▶ Given task: Within the records that follow, find every line containing the string "group". Copy those lines.

>>>>>

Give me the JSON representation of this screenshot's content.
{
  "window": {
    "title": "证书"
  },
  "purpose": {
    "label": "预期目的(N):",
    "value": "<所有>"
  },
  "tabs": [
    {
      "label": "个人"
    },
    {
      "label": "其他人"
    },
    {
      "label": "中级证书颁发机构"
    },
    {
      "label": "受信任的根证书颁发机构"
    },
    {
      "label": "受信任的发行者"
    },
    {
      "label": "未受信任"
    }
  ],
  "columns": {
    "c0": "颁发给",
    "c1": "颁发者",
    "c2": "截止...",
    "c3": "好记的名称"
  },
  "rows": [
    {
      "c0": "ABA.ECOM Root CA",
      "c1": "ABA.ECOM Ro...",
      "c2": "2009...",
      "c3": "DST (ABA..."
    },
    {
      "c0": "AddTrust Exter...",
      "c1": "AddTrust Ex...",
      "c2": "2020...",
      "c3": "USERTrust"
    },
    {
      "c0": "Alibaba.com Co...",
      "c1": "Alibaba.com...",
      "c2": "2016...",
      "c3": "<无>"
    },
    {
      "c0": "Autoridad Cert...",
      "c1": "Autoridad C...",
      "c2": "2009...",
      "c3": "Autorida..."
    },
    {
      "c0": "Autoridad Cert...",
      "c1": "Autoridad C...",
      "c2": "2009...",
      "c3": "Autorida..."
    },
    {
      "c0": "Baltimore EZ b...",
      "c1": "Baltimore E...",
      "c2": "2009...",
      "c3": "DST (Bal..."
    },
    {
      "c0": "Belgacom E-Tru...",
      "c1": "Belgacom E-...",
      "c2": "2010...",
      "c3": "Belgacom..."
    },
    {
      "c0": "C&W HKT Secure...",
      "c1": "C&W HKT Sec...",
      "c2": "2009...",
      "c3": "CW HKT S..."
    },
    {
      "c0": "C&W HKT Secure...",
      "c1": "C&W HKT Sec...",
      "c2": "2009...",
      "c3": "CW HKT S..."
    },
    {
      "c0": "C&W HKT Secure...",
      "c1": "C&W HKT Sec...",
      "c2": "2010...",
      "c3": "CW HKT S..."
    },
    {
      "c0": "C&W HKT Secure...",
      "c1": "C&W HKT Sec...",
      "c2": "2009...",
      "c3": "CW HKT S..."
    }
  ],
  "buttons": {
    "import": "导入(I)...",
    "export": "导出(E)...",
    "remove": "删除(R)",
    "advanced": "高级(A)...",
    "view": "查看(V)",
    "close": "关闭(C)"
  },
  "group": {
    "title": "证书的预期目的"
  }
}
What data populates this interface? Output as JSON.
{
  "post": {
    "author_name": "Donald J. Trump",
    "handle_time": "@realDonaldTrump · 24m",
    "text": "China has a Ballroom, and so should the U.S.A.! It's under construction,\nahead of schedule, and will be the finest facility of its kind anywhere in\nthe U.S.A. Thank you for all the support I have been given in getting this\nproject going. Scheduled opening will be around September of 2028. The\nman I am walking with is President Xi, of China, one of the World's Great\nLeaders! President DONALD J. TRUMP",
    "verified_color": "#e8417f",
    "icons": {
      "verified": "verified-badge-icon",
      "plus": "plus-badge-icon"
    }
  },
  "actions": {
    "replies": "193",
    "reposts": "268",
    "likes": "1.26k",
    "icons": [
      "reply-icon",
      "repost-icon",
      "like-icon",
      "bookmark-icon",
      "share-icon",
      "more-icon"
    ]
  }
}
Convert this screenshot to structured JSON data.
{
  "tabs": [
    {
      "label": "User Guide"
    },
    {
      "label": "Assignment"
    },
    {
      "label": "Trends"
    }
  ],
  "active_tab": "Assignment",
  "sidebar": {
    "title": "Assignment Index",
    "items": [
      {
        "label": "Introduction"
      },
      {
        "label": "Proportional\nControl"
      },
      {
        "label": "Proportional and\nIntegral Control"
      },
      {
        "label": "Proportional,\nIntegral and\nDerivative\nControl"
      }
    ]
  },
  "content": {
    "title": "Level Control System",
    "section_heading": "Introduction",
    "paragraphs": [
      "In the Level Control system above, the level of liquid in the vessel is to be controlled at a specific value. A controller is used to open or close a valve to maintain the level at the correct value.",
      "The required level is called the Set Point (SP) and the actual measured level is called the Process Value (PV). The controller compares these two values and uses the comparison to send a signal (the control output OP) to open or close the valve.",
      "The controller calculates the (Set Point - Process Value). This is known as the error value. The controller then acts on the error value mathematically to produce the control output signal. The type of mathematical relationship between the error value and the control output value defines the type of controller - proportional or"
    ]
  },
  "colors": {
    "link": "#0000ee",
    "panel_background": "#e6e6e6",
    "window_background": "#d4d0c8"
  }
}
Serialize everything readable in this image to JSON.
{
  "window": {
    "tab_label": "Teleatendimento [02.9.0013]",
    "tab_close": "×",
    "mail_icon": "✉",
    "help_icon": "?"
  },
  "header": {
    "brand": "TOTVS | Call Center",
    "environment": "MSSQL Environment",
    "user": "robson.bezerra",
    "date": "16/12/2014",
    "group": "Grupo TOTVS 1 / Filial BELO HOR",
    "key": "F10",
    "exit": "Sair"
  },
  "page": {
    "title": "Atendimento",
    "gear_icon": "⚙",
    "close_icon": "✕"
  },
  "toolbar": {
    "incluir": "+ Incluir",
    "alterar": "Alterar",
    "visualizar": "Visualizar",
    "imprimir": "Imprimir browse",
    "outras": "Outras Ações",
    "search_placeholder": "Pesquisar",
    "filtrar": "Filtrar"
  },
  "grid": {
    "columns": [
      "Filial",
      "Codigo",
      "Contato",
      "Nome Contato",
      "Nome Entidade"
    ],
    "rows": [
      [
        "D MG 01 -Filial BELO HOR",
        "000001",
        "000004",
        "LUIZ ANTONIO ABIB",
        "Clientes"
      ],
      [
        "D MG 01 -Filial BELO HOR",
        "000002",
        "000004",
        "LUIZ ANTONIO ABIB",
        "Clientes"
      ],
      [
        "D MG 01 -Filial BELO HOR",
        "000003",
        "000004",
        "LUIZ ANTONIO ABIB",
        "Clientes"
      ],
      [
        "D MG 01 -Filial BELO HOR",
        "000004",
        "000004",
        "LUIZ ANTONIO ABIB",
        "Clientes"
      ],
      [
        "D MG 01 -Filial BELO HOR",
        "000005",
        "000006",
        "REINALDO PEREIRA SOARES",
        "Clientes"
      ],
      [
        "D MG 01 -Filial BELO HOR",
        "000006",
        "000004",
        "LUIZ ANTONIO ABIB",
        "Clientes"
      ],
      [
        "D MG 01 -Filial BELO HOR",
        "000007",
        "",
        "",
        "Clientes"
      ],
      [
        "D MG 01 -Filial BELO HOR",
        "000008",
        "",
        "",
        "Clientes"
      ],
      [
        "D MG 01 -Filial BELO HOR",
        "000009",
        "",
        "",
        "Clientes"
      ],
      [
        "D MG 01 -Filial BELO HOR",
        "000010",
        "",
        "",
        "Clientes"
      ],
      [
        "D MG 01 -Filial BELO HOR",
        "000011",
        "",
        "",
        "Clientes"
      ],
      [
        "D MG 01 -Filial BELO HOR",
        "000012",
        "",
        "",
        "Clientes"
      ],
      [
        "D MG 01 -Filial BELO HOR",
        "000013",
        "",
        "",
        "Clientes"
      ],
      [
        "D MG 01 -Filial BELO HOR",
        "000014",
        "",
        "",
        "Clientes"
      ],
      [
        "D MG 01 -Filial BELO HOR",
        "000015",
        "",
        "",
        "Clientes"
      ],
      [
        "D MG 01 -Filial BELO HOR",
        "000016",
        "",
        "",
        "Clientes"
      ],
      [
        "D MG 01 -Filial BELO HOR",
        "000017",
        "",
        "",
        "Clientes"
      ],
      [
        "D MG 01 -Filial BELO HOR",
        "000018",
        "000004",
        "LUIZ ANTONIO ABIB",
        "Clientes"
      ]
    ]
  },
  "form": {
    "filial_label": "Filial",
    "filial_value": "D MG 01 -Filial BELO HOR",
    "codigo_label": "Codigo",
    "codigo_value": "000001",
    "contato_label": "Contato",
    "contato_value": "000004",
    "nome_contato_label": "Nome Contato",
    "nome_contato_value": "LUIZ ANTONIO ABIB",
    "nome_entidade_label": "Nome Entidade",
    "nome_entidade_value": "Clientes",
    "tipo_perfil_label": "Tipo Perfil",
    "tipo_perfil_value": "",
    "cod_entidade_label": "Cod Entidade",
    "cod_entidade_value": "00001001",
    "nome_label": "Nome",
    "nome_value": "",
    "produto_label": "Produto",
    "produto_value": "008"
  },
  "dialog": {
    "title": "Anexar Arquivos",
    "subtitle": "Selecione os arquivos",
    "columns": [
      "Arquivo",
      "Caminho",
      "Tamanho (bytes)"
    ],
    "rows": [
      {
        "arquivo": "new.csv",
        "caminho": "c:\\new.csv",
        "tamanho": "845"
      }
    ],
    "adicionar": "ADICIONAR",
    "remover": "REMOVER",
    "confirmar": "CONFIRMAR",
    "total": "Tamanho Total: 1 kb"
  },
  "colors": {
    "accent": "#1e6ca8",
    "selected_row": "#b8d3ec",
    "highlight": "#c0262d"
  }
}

<<<<<

▶ Written response:
  "group": {
    "group": "Grupo TOTVS 1 / Filial BELO HOR",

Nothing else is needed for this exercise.